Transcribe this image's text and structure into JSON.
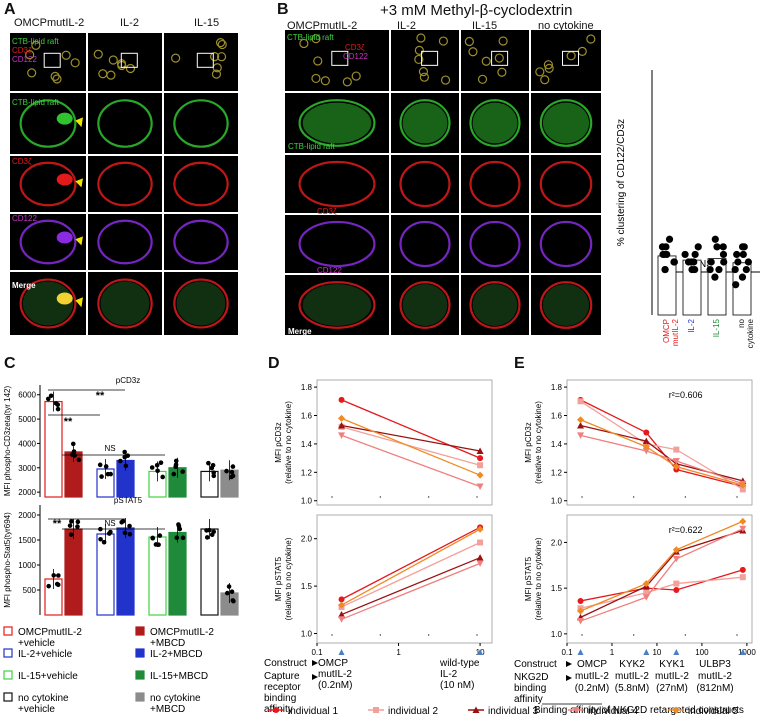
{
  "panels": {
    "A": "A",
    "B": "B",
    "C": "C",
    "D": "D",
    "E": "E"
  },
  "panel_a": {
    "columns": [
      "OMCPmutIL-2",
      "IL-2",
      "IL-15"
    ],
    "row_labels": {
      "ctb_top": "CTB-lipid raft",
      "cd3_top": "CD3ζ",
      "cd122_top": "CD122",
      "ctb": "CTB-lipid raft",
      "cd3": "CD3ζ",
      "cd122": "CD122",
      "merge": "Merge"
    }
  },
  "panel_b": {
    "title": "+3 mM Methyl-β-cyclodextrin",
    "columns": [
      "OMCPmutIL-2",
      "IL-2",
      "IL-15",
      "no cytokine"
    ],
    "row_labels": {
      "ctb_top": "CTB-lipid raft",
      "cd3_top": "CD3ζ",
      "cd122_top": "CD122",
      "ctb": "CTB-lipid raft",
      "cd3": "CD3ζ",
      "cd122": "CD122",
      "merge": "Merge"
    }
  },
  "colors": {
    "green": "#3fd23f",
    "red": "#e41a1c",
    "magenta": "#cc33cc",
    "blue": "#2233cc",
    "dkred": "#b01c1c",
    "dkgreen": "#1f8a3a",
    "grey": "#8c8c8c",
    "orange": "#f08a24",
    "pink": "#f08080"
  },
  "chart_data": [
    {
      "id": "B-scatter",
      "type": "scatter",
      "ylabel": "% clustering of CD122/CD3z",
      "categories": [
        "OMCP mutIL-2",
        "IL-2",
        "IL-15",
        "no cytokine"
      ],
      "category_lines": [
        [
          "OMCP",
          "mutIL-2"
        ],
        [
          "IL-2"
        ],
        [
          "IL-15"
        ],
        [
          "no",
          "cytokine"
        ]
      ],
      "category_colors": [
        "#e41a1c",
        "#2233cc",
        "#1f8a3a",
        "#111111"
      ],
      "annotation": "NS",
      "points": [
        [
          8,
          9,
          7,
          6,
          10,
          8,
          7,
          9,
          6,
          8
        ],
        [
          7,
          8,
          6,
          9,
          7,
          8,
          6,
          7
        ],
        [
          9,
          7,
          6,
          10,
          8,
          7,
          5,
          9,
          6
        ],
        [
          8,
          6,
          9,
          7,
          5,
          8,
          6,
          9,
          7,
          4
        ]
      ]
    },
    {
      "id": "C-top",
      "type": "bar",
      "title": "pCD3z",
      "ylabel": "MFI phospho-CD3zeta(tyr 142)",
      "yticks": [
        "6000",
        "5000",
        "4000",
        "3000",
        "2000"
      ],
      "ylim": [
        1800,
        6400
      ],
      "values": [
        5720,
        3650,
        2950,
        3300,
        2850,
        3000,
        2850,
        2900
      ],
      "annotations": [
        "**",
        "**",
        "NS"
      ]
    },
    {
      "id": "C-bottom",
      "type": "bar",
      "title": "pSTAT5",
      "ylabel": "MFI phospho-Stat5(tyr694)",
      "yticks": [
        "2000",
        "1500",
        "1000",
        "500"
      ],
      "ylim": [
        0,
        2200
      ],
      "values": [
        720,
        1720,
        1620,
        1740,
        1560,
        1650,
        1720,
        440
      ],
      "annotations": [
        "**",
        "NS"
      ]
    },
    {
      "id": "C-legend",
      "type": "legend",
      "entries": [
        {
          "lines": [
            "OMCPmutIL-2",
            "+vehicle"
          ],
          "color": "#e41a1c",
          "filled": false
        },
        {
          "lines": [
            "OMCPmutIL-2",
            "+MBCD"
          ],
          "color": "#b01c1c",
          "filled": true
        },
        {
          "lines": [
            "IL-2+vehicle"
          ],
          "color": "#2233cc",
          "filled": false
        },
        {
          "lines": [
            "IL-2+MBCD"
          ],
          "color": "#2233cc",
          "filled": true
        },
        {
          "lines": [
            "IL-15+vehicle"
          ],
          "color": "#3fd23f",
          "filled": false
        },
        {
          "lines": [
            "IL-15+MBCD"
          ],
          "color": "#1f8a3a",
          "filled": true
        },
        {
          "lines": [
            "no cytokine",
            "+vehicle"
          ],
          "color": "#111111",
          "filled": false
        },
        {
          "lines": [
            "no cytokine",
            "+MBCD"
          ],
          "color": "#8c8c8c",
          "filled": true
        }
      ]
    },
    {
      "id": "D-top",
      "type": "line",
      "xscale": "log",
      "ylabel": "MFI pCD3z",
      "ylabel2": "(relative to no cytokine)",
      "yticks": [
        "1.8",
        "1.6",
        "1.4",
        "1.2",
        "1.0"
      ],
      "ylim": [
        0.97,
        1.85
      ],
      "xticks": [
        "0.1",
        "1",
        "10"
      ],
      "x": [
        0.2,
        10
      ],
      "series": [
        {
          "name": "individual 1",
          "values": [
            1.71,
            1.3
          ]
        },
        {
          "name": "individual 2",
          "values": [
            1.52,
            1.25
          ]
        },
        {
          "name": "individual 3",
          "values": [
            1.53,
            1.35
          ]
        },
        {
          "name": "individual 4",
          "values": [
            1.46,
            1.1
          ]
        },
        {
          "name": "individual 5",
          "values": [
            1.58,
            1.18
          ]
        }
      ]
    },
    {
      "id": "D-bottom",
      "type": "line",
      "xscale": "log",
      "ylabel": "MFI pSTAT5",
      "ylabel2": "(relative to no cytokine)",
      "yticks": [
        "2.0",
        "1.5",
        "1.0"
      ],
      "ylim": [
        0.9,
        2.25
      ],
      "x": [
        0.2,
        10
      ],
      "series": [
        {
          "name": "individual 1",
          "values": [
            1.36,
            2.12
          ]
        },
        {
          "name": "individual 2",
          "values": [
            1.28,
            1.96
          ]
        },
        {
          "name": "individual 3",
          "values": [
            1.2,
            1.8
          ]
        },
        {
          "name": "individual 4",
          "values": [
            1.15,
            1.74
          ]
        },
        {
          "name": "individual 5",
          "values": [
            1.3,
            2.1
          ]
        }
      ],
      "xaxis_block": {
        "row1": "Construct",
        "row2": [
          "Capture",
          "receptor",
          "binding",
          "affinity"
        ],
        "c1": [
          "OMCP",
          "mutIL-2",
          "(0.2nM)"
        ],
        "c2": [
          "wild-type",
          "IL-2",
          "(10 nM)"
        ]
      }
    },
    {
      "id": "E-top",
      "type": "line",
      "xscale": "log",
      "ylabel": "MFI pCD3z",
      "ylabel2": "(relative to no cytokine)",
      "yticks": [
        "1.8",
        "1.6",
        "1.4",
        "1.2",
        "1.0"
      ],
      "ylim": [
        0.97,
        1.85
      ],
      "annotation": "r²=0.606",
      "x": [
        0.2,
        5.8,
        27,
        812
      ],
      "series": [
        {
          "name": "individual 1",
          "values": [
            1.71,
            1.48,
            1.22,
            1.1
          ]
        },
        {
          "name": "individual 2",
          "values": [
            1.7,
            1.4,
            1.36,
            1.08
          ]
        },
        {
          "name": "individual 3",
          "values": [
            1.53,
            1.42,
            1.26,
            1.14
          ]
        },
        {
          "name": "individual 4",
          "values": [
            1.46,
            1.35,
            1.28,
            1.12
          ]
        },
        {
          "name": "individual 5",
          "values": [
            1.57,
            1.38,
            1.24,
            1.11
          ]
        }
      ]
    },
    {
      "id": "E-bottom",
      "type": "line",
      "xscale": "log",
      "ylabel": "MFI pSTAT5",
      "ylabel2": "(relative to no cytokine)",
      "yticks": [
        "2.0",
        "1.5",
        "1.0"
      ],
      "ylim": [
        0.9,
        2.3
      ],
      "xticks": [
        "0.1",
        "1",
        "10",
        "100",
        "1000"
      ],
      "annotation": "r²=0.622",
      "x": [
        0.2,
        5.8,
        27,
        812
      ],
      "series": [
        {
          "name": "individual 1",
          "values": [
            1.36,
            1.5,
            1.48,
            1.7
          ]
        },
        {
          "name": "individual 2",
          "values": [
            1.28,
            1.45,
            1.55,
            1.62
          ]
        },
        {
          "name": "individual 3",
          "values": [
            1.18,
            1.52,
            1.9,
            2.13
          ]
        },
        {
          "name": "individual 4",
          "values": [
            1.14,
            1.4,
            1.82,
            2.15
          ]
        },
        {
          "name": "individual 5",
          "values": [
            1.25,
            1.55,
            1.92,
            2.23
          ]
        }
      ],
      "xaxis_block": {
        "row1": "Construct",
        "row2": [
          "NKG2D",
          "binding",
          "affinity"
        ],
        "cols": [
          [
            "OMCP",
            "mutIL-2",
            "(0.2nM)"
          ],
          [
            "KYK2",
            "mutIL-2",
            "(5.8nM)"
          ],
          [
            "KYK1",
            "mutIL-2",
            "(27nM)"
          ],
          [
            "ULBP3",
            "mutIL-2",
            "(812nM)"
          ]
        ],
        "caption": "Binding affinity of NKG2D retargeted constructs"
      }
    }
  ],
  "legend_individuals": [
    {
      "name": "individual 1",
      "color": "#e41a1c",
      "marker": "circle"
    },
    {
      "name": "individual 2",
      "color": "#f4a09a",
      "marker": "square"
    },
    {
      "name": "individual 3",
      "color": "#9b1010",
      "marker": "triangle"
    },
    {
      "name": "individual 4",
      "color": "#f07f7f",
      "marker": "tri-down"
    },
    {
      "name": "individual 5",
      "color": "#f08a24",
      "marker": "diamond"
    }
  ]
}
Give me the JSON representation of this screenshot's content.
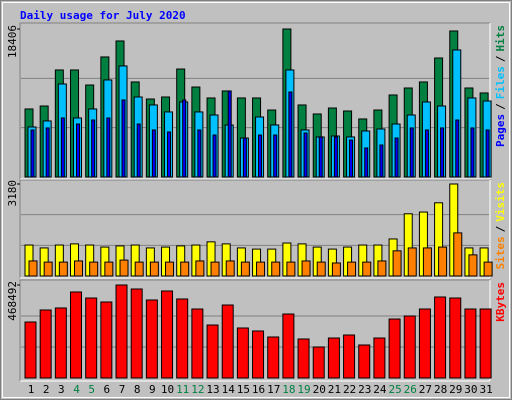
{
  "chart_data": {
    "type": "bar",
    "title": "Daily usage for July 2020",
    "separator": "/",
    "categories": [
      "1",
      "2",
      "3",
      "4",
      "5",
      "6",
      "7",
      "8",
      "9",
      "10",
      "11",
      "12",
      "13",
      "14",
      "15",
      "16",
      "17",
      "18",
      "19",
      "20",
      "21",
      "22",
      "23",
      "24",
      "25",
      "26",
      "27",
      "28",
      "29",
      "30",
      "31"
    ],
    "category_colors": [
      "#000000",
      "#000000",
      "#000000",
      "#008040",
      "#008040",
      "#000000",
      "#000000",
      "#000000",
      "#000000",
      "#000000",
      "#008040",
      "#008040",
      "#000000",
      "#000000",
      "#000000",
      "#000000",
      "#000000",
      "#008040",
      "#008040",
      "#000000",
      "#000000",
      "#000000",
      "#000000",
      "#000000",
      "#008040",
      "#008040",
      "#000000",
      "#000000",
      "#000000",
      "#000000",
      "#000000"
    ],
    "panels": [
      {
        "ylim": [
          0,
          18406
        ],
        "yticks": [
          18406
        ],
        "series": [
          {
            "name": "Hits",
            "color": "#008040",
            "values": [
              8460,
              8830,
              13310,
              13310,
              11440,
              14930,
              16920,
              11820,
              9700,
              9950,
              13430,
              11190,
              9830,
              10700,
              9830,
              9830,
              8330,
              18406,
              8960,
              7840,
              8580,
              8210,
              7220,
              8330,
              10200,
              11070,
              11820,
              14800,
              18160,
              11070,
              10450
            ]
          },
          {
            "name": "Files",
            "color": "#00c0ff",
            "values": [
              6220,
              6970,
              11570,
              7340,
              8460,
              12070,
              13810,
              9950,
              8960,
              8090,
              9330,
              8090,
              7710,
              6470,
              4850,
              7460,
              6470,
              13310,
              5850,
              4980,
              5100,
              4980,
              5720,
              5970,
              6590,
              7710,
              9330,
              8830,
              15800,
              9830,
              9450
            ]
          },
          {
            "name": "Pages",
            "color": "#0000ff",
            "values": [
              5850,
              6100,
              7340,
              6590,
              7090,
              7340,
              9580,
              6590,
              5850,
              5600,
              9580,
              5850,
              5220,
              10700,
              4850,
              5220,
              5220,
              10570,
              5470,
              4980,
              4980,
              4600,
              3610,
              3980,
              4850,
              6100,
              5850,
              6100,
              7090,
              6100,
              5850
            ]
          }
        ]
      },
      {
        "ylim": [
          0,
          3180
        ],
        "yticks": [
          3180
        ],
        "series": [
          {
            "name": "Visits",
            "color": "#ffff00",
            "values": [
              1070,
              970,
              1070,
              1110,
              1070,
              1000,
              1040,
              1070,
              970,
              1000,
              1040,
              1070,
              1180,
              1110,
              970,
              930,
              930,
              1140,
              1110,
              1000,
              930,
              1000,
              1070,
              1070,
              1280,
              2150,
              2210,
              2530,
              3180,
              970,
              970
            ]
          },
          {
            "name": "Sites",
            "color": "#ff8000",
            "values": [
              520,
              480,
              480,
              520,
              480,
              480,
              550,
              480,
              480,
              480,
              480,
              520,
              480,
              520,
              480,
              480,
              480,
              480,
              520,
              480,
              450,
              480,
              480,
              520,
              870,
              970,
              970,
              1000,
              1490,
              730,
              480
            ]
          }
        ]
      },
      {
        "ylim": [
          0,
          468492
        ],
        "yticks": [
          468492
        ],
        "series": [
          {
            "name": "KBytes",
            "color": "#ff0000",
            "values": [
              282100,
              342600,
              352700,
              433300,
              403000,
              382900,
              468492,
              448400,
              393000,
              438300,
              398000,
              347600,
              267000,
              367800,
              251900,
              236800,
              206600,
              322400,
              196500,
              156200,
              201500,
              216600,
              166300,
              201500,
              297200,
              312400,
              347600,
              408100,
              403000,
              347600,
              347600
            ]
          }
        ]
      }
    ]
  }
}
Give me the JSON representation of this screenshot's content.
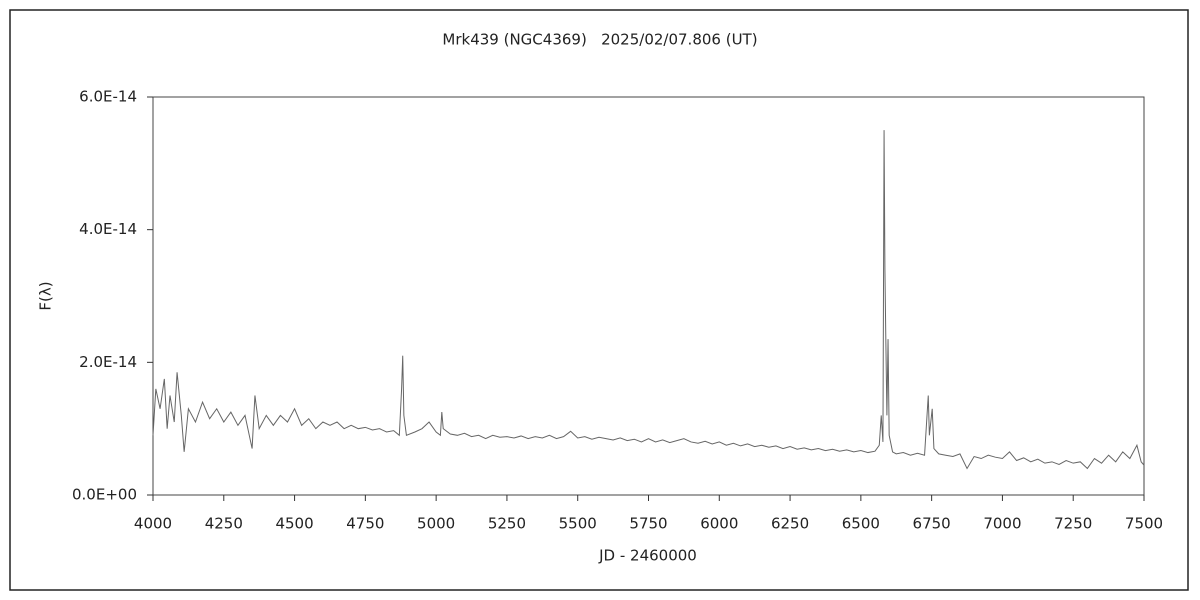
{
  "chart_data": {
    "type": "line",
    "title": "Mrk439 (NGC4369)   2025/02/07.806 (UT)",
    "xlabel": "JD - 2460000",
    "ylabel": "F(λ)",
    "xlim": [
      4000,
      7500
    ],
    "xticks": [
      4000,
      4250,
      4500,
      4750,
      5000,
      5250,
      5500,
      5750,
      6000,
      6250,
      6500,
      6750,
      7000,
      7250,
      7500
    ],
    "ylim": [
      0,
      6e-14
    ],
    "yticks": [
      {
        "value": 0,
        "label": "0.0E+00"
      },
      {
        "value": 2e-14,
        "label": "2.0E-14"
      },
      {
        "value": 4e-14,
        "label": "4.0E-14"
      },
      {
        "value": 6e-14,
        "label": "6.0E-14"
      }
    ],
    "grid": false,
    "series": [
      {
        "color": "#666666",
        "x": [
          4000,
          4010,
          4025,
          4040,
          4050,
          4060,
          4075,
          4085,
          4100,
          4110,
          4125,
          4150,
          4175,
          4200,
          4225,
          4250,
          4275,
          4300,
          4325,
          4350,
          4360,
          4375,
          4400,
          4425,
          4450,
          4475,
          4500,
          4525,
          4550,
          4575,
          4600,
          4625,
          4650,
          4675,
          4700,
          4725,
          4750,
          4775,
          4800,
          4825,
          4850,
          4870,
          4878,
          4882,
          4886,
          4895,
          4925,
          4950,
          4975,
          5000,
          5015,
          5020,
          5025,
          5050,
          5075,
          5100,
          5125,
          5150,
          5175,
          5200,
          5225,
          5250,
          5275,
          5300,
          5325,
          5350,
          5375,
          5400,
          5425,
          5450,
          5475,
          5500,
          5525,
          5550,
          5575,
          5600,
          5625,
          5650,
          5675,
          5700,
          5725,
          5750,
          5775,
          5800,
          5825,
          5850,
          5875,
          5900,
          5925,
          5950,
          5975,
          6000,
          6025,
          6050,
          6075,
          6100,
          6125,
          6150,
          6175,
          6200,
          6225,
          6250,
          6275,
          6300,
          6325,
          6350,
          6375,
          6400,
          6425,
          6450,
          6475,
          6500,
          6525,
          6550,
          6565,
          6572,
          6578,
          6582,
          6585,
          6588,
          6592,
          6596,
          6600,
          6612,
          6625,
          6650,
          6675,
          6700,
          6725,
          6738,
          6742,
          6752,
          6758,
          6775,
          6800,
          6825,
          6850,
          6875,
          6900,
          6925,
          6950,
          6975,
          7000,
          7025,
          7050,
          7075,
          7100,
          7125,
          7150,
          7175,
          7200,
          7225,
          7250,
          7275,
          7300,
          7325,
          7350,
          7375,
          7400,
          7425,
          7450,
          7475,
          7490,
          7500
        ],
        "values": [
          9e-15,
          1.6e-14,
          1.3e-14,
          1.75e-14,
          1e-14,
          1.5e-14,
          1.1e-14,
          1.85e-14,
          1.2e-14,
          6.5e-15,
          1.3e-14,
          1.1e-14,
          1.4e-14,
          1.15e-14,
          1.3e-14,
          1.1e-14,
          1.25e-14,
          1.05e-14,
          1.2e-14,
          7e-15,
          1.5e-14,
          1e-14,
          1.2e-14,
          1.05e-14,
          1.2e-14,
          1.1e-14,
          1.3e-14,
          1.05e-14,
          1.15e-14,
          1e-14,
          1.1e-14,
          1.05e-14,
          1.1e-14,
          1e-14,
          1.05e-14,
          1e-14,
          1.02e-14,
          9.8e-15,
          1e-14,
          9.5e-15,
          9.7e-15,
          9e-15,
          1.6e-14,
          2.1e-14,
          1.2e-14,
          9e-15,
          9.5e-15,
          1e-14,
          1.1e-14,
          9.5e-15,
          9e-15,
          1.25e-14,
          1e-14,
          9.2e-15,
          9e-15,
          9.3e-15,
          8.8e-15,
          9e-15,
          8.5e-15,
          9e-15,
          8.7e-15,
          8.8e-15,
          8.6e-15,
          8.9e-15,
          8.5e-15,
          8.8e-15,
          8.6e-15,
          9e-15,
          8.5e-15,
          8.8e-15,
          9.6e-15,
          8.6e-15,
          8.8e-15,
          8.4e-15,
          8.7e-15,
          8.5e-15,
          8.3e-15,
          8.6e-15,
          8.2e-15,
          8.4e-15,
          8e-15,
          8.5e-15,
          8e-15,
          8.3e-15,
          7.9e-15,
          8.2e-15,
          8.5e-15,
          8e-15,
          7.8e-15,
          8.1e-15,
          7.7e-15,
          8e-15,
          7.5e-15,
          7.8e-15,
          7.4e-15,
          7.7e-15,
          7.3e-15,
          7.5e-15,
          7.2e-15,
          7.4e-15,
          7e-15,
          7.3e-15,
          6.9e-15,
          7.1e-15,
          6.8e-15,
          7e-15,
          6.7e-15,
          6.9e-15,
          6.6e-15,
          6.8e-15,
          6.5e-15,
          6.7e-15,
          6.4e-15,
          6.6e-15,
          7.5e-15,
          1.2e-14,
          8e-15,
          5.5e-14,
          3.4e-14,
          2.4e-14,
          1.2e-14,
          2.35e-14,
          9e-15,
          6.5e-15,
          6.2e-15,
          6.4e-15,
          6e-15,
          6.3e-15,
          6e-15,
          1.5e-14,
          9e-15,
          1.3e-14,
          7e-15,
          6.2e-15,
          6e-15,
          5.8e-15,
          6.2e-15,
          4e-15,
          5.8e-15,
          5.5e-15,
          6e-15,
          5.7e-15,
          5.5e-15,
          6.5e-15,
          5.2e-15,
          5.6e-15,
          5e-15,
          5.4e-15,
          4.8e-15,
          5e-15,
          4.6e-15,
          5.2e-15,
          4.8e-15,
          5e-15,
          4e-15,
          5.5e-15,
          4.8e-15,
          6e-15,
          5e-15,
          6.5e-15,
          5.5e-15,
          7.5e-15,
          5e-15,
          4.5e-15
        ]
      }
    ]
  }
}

_____

__EXERCISE PROMPT__:
Extract from the data every line where "vehicle" shows up.

__SOLUTION TO THE PROBLEM__:
            "+vehicle"
            "IL-2+vehicle"
            "IL-15+vehicle"
            "+vehicle"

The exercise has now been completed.